**Document segment**
# # # #

Oulipian Novel?
Paul Mackin
mackin.paul at gmail.com
Wed Mar 25 10:04:33 CDT 2009
----- Original Message -----
From: "James Kyllo" <jkyllo at gmail.com>
To: "David Morris" <fqmorris at gmail.com>
Cc: "P-list" <pynchon-l at waste.org>
Sent: Wednesday, March 25, 2009 10:43 AM
Subject: Re: Oulipian Novel?
> You'll be familiar with some of the writers and works, if not the term
I remember reading a novel a few years ago that had been labelled oulipian
or at least influenced by the oulipian school but I can't remember its name
or anything else about it.
I think the point of oulipo is that, by putting some important contraint on
the writing. the work will reveal something that would otherwise not come
light.
Here's an idea: Let 's try discussing VL for a week without using the word
facisist or fascistic.
Might reveal something new.
Worth a try.
P
>
> http://en.wikipedia.org/wiki/Oulipo
>
>
> J
>
> On Wed, Mar 25, 2009 at 12:56 PM, David Morris <fqmorris at gmail.com> wrote:
>> A totally new term to me. Has anyone else heard of this before?

# # # #

**Records**
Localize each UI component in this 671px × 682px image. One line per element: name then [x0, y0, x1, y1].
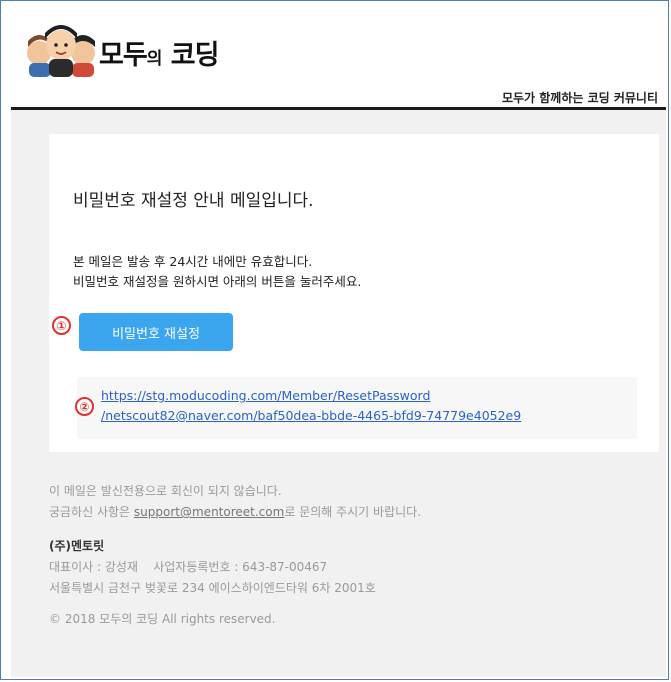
- screenshot-frame: 모두의 코딩 모두가 함께하는 코딩 커뮤니티 비밀번호 재설정 안내 메일입니…: [0, 0, 669, 680]
- email-card: 비밀번호 재설정 안내 메일입니다. 본 메일은 발송 후 24시간 내에만 유…: [49, 134, 659, 452]
- reset-link-line-2[interactable]: /netscout82@naver.com/baf50dea-bbde-4465…: [101, 406, 521, 426]
- tagline: 모두가 함께하는 코딩 커뮤니티: [501, 91, 658, 105]
- reset-password-button[interactable]: 비밀번호 재설정: [79, 313, 233, 351]
- email-body: 비밀번호 재설정 안내 메일입니다. 본 메일은 발송 후 24시간 내에만 유…: [11, 110, 666, 677]
- description-line-1: 본 메일은 발송 후 24시간 내에만 유효합니다.: [73, 254, 313, 269]
- footer-spacer: [49, 599, 656, 609]
- reset-link-line-1[interactable]: https://stg.moducoding.com/Member/ResetP…: [101, 386, 521, 406]
- description-line-2: 비밀번호 재설정을 원하시면 아래의 버튼을 눌러주세요.: [73, 274, 362, 289]
- annotation-marker-1: ①: [52, 316, 71, 335]
- reset-link-box: https://stg.moducoding.com/Member/ResetP…: [77, 377, 637, 439]
- logo-text: 모두의 코딩: [99, 33, 220, 72]
- copyright: © 2018 모두의 코딩 All rights reserved.: [49, 612, 276, 626]
- company-address: 서울특별시 금천구 벚꽃로 234 에이스하이엔드타워 6차 2001호: [49, 581, 376, 595]
- support-email-link[interactable]: support@mentoreet.com: [134, 505, 284, 519]
- people-faces-logo-icon: [27, 25, 95, 77]
- logo-text-end: 코딩: [170, 40, 220, 71]
- business-number: 사업자등록번호 : 643-87-00467: [153, 560, 328, 574]
- annotation-marker-2: ②: [75, 397, 94, 416]
- email-footer: 이 메일은 발신전용으로 회신이 되지 않습니다. 궁금하신 사항은 suppo…: [49, 481, 656, 630]
- logo-text-main: 모두: [99, 40, 148, 71]
- company-info: 대표이사 : 강성재 사업자등록번호 : 643-87-00467: [49, 557, 656, 578]
- noreply-notice: 이 메일은 발신전용으로 회신이 되지 않습니다.: [49, 484, 282, 498]
- contact-notice: 궁금하신 사항은 support@mentoreet.com로 문의해 주시기 …: [49, 502, 656, 523]
- company-name: (주)멘토릿: [49, 539, 105, 553]
- email-title: 비밀번호 재설정 안내 메일입니다.: [73, 191, 314, 211]
- contact-suffix: 로 문의해 주시기 바랍니다.: [284, 505, 422, 519]
- reset-password-link[interactable]: https://stg.moducoding.com/Member/ResetP…: [101, 386, 521, 426]
- ceo-info: 대표이사 : 강성재: [49, 560, 138, 574]
- contact-prefix: 궁금하신 사항은: [49, 505, 134, 519]
- email-description: 본 메일은 발송 후 24시간 내에만 유효합니다. 비밀번호 재설정을 원하시…: [73, 252, 361, 292]
- logo-text-small: 의: [146, 49, 163, 69]
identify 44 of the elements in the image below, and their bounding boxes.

# # # #

**Short exercise 1**
In the Oulipo mailing-list message, how does David Morris describe the term in his quoted note?
**Short exercise 2**
Carry the Oulipo mailing-list message forward from its final line.

**Exercise response 1**
He calls it a totally new term to him.

**Exercise response 2**
>>
>> http://www.conversationalreading.com/
>>
>> Great Fire, and its companion, The Loop, are Oulipian novels, and one
>> of the constraints dictating their composition is that they can only
>> be written in the dark, predawn hours before sunrise. Another
>> constraint—a little trickier—is that everything in the book must be
>> the truth, or as close to the truth as Roubaud can make it at the time
>> of writing: not just in the sense of the author telling us only what
>> he believes to be true, but also in that he must be truthful about the
>> process of his work, and therefore his thought.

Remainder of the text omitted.